— BEGIN —
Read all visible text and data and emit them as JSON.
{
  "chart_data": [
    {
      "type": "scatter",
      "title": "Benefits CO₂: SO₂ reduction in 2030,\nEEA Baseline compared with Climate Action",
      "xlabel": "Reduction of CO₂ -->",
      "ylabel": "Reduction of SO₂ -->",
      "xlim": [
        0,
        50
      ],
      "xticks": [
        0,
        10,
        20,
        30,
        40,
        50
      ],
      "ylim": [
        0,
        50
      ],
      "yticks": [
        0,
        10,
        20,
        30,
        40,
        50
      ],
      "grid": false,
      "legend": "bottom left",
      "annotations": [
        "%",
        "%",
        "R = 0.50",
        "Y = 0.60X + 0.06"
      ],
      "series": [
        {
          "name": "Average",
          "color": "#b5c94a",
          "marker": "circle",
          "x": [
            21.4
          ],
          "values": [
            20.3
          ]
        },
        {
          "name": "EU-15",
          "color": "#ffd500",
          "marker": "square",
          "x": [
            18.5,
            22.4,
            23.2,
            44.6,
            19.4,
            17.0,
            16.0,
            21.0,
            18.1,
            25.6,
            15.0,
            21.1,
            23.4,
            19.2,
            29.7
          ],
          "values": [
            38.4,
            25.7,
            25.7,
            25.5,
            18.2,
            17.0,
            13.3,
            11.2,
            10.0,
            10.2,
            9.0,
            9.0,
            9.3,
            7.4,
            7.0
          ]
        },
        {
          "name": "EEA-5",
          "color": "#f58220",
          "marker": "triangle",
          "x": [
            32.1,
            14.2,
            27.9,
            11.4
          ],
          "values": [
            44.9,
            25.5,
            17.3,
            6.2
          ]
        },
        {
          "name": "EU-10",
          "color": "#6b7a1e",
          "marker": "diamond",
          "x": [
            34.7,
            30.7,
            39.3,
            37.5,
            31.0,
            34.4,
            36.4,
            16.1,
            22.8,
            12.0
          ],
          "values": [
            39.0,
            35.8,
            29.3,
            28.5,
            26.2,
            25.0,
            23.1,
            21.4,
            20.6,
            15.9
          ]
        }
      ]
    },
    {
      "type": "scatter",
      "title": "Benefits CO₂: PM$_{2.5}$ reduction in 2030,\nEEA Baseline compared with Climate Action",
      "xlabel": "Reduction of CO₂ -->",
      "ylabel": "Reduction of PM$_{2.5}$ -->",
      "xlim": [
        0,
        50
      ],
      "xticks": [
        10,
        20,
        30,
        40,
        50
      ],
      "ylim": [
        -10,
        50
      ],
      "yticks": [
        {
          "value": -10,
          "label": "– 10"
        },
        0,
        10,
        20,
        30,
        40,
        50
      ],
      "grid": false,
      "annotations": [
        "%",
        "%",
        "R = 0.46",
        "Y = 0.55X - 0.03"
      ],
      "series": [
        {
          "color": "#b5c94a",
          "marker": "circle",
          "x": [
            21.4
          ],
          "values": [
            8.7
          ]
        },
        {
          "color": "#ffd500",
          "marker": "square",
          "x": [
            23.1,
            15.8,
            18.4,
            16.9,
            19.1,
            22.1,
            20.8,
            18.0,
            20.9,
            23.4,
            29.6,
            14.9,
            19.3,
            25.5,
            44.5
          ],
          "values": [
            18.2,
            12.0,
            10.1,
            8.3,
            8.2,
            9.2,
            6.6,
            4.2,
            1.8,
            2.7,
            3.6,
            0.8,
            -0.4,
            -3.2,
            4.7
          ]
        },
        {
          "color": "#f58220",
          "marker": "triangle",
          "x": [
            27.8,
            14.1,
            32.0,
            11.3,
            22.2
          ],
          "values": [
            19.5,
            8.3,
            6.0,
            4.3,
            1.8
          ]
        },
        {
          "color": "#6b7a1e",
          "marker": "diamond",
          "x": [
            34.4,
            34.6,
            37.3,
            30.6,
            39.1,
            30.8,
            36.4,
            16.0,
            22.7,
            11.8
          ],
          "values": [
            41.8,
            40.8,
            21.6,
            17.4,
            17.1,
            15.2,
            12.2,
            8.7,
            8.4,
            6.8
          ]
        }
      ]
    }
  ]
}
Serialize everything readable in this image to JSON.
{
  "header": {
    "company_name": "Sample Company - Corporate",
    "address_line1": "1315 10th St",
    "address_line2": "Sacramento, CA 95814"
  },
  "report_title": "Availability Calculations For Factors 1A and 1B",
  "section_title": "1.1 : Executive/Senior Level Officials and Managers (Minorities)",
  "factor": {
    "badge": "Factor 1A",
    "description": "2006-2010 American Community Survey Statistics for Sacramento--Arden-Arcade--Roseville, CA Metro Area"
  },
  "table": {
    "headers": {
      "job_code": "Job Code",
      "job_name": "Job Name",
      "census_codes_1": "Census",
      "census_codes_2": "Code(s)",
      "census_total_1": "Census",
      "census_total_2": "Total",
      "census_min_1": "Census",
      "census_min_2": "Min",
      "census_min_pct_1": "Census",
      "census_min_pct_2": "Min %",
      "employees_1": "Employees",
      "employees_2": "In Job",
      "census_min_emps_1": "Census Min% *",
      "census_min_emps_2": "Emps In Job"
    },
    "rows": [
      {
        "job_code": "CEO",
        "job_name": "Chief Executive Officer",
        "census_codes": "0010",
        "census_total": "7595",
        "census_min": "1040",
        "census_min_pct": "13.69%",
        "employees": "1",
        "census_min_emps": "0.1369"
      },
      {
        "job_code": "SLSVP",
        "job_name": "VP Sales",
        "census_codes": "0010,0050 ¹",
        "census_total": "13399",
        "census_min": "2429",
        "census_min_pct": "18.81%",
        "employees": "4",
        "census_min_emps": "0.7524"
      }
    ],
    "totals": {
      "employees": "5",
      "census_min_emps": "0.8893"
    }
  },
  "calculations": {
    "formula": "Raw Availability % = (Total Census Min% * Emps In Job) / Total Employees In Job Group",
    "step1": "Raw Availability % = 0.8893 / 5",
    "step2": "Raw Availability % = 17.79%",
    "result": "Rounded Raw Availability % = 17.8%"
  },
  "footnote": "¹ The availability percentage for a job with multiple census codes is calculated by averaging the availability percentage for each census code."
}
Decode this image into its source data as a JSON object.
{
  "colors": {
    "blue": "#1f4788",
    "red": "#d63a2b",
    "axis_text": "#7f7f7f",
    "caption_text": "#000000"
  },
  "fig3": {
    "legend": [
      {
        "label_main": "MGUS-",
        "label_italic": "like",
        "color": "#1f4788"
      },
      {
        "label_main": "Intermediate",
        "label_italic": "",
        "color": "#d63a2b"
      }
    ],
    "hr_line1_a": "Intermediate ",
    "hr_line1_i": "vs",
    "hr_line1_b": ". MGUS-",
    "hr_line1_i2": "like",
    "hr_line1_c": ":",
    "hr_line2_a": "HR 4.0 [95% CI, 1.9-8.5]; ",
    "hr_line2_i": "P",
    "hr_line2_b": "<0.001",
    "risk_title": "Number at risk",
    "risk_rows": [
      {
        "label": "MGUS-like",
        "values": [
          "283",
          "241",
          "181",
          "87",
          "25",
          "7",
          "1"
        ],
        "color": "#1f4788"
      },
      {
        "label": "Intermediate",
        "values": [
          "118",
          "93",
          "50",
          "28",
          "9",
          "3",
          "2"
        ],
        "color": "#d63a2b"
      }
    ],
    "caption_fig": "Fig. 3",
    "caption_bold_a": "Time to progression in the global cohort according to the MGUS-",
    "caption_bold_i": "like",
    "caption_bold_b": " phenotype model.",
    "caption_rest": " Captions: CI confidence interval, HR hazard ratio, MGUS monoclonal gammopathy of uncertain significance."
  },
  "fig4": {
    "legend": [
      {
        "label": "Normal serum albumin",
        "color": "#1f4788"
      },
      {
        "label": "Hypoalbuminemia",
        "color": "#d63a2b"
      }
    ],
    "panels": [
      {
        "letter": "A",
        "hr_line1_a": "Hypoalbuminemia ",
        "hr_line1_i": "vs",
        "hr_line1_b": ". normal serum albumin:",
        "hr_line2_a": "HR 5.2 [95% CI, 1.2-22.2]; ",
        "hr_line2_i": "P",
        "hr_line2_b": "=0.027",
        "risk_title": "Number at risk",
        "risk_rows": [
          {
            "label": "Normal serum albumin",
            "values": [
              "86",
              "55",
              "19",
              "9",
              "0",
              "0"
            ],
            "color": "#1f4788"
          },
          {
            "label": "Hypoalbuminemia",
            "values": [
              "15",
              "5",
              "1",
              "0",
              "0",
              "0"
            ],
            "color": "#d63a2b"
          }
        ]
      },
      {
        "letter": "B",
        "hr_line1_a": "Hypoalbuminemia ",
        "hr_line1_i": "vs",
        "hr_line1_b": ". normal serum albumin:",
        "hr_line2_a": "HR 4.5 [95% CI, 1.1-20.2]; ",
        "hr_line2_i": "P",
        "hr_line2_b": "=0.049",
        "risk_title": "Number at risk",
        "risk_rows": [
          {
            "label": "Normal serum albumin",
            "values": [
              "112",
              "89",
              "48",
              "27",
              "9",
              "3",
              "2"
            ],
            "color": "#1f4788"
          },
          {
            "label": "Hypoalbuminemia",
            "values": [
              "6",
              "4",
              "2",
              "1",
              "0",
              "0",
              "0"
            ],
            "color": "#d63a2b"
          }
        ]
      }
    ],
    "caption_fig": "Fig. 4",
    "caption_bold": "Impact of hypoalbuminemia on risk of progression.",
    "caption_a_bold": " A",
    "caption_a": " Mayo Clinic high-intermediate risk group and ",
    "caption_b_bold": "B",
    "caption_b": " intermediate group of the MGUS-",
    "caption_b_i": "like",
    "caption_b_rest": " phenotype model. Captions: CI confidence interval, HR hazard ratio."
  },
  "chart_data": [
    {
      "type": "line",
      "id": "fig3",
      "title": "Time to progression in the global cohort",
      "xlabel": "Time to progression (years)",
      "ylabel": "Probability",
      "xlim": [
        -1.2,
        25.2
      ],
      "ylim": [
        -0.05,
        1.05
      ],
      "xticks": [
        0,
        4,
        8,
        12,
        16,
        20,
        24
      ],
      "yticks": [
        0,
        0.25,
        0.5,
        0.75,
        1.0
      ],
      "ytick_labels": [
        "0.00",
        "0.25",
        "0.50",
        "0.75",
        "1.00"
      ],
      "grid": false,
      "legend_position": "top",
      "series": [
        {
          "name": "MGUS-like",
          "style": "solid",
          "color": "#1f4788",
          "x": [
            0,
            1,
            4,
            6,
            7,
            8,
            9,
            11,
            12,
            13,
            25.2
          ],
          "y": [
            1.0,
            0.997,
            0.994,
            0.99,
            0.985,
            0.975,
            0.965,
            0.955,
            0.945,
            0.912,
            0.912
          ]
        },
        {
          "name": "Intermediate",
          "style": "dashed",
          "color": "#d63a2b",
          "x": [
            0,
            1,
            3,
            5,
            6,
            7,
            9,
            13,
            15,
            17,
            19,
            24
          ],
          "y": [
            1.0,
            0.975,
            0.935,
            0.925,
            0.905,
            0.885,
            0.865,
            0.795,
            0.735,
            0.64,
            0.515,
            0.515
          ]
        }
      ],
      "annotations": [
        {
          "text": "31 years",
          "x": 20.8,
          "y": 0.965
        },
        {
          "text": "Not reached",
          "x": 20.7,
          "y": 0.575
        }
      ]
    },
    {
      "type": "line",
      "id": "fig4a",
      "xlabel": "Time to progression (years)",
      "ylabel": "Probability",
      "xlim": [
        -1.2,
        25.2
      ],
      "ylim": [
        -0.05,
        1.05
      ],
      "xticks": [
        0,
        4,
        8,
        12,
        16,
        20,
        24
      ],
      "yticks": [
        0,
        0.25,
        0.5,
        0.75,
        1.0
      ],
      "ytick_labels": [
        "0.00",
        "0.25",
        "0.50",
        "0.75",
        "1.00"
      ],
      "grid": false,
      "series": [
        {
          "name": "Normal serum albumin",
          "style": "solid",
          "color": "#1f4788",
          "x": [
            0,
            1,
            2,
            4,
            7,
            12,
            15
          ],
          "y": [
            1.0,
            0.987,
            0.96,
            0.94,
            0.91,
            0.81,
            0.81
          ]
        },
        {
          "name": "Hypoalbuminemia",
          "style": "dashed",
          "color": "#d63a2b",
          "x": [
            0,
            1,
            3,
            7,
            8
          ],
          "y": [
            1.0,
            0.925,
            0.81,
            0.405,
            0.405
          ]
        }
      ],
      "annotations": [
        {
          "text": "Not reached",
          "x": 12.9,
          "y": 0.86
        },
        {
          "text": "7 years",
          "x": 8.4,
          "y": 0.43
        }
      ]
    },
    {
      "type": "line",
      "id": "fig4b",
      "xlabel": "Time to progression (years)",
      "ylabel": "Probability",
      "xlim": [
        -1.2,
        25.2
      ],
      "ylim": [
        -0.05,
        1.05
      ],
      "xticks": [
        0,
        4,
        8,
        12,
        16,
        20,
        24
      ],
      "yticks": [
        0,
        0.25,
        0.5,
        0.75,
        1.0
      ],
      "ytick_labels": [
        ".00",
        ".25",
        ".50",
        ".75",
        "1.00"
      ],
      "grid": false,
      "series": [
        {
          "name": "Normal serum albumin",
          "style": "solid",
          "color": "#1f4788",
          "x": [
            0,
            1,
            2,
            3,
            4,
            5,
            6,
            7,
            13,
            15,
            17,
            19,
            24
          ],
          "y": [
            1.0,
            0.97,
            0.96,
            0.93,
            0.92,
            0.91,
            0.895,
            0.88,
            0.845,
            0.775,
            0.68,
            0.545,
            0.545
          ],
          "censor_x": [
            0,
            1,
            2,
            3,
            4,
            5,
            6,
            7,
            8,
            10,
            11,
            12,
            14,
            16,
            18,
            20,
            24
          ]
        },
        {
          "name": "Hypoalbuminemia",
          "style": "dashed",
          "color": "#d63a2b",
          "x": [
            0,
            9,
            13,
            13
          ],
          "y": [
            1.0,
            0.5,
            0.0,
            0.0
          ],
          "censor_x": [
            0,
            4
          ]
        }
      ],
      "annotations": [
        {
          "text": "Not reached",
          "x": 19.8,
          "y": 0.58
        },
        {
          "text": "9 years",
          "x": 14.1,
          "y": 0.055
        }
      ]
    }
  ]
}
— END —
→ **Request**: Which lines hold the word "Benefits"? Show each one.

→ **Result**:
      "title": "Benefits CO₂: SO₂ reduction in 2030,\nEEA Baseline compared with Climate Action",
      "title": "Benefits CO₂: PM$_{2.5}$ reduction in 2030,\nEEA Baseline compared with Climate Action",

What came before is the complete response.